(Saved entries)
-- start --

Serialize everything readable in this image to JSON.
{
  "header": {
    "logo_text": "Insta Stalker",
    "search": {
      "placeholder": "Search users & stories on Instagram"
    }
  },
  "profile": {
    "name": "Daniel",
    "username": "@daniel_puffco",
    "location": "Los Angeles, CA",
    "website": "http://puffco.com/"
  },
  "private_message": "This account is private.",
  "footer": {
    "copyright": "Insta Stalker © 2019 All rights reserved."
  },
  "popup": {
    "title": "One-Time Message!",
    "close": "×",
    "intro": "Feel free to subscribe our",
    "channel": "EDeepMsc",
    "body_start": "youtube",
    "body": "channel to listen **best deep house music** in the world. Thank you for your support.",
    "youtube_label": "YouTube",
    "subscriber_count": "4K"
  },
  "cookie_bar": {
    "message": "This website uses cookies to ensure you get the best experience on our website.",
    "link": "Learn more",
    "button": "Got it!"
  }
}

-- end --
-- start --

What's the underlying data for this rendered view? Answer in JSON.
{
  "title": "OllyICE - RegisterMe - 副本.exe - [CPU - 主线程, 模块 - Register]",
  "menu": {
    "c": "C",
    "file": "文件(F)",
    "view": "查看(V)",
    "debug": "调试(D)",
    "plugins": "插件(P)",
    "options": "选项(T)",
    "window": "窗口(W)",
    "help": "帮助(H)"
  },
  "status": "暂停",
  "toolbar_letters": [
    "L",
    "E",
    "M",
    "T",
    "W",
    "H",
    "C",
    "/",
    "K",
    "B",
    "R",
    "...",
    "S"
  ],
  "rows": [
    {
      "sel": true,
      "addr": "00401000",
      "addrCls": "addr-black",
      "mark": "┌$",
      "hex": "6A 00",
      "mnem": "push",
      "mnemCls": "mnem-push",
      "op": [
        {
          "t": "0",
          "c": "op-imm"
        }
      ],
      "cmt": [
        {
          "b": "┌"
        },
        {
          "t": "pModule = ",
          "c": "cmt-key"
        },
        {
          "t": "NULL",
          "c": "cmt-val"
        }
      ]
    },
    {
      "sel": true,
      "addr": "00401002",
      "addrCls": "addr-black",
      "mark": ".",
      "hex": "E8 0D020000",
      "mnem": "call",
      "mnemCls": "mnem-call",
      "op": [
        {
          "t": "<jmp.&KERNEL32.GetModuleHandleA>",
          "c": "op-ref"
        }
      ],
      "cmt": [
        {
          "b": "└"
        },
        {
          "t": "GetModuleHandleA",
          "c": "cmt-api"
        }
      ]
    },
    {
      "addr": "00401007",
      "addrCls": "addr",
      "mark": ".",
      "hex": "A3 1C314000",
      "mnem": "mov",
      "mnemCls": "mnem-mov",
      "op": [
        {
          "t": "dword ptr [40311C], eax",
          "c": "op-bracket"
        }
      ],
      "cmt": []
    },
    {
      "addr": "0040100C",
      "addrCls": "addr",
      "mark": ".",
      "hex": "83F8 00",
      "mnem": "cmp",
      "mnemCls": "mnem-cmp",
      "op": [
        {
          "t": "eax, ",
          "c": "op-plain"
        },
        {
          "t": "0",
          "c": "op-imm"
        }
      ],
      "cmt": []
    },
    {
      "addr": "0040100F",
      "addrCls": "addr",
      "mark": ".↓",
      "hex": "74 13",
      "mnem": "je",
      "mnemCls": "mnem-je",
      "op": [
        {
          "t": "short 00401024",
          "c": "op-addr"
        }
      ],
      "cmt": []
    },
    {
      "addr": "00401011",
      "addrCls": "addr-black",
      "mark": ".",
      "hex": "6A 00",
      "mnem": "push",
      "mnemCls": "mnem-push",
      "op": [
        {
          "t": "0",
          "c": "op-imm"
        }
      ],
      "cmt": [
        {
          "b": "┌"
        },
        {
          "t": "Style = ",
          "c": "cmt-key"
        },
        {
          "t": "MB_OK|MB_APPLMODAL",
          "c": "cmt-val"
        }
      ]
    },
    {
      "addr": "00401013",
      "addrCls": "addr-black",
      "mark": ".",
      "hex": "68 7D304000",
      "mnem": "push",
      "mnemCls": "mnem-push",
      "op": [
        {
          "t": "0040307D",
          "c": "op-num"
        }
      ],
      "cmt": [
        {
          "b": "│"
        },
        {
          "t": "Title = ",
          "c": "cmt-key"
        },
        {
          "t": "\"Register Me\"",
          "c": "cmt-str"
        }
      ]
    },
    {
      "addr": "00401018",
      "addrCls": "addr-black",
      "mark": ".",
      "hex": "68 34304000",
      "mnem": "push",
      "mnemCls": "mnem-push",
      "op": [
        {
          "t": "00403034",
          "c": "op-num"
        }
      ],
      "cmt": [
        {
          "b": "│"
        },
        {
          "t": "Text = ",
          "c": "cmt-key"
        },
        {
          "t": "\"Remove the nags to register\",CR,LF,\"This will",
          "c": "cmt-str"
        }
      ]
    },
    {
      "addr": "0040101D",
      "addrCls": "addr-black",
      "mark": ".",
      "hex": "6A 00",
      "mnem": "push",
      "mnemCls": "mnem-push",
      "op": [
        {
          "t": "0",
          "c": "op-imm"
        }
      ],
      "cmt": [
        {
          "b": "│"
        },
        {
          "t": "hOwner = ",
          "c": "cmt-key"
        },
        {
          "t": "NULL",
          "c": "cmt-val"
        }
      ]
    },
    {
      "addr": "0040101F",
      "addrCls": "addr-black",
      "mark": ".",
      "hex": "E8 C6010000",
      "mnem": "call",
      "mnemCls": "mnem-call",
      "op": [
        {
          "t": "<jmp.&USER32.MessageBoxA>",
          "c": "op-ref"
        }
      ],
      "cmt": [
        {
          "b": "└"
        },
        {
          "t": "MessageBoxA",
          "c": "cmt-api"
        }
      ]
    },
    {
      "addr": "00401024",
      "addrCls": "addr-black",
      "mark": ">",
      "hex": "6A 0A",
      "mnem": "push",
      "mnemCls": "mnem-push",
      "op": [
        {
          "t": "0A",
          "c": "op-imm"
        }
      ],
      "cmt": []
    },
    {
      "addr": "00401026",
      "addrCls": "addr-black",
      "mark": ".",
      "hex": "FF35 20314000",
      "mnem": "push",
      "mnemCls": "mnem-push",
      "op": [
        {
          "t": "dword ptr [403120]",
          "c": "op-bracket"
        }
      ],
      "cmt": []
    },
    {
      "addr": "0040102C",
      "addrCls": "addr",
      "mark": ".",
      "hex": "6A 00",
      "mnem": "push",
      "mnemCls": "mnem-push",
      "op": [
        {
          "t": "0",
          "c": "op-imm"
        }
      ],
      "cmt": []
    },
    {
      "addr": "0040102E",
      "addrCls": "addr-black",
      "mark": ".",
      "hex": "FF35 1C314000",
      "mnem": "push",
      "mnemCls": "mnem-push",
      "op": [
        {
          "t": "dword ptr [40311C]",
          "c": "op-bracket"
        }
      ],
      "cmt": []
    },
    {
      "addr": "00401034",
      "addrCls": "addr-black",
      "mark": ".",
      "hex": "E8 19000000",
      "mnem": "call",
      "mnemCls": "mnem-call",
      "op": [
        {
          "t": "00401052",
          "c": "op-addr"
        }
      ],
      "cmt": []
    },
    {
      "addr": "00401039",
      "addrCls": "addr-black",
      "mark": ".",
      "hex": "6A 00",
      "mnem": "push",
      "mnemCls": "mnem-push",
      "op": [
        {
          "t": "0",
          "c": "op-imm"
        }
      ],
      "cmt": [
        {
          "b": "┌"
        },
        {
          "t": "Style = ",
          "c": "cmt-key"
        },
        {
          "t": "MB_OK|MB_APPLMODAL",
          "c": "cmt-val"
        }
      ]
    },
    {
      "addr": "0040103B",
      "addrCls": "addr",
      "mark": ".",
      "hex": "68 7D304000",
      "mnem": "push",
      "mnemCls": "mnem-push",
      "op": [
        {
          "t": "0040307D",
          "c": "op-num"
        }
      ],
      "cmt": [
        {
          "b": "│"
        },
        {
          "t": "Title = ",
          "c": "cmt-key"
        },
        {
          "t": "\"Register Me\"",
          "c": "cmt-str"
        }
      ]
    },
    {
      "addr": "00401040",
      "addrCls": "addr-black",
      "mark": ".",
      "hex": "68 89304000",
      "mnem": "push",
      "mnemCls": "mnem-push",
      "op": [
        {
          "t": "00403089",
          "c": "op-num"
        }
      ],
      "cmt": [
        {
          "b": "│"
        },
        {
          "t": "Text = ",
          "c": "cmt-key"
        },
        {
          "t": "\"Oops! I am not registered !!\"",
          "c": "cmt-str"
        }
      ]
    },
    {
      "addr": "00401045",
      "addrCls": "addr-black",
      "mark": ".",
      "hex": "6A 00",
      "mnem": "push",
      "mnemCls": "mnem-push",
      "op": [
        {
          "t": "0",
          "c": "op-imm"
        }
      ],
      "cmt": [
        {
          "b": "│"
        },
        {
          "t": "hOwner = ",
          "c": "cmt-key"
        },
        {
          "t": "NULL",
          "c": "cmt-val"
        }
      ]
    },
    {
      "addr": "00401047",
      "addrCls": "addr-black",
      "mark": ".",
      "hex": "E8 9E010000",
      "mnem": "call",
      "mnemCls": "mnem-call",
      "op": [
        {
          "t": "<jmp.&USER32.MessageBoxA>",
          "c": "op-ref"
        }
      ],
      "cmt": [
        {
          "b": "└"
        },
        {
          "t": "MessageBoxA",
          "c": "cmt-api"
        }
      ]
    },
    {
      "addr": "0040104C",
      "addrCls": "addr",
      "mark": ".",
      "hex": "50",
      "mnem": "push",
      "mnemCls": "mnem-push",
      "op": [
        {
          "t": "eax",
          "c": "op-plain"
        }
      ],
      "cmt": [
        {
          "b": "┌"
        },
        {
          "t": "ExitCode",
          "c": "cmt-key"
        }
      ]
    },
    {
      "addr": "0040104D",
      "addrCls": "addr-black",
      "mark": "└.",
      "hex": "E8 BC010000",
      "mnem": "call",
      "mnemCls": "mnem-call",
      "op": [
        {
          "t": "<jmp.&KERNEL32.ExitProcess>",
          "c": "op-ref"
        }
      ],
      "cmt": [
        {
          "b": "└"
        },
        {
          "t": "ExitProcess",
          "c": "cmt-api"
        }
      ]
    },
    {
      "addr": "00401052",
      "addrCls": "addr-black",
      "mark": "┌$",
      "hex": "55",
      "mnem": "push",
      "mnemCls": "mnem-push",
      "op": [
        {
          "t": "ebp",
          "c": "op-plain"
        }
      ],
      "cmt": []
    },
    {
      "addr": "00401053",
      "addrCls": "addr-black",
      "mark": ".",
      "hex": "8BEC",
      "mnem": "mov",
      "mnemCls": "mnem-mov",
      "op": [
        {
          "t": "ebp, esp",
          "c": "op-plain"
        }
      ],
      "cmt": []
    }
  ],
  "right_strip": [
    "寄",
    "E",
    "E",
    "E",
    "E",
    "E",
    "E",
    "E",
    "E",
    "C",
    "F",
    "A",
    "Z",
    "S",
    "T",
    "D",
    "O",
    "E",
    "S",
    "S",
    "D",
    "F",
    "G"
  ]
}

-- end --
-- start --

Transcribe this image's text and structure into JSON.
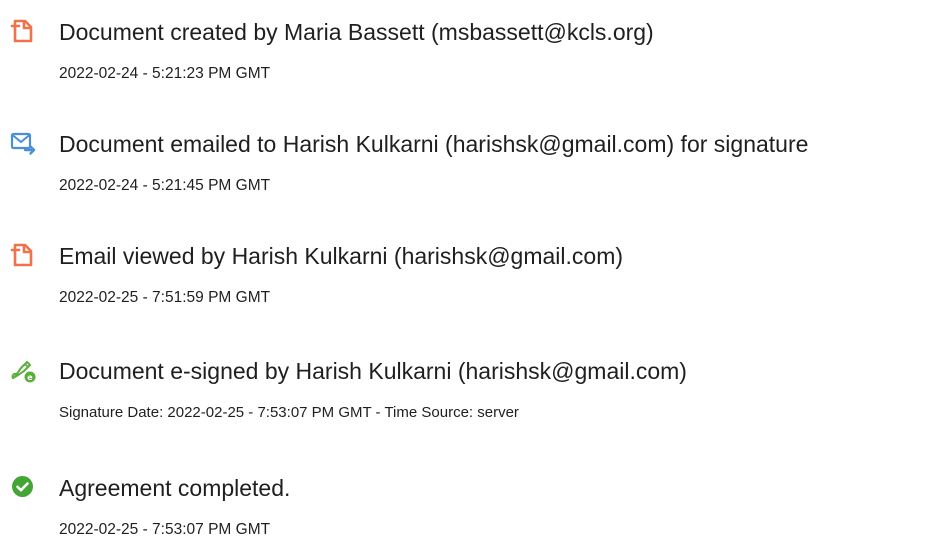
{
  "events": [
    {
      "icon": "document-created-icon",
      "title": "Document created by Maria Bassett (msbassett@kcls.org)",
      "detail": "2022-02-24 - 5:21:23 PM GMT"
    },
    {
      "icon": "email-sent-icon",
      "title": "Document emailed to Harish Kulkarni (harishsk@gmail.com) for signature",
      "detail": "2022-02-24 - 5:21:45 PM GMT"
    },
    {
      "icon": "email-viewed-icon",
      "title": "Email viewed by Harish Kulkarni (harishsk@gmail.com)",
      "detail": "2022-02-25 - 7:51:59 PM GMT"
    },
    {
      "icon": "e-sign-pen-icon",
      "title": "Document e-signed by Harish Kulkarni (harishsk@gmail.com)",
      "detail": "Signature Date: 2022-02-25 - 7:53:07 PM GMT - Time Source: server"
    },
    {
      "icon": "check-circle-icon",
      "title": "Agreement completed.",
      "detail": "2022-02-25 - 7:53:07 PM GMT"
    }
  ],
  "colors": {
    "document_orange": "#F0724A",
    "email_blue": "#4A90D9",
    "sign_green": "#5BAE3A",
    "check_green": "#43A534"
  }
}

-- end --

■ What to produce:
Count every line in the data where the string "Harish" occurs. Give nothing except the number.

■ Response to the exercise:
3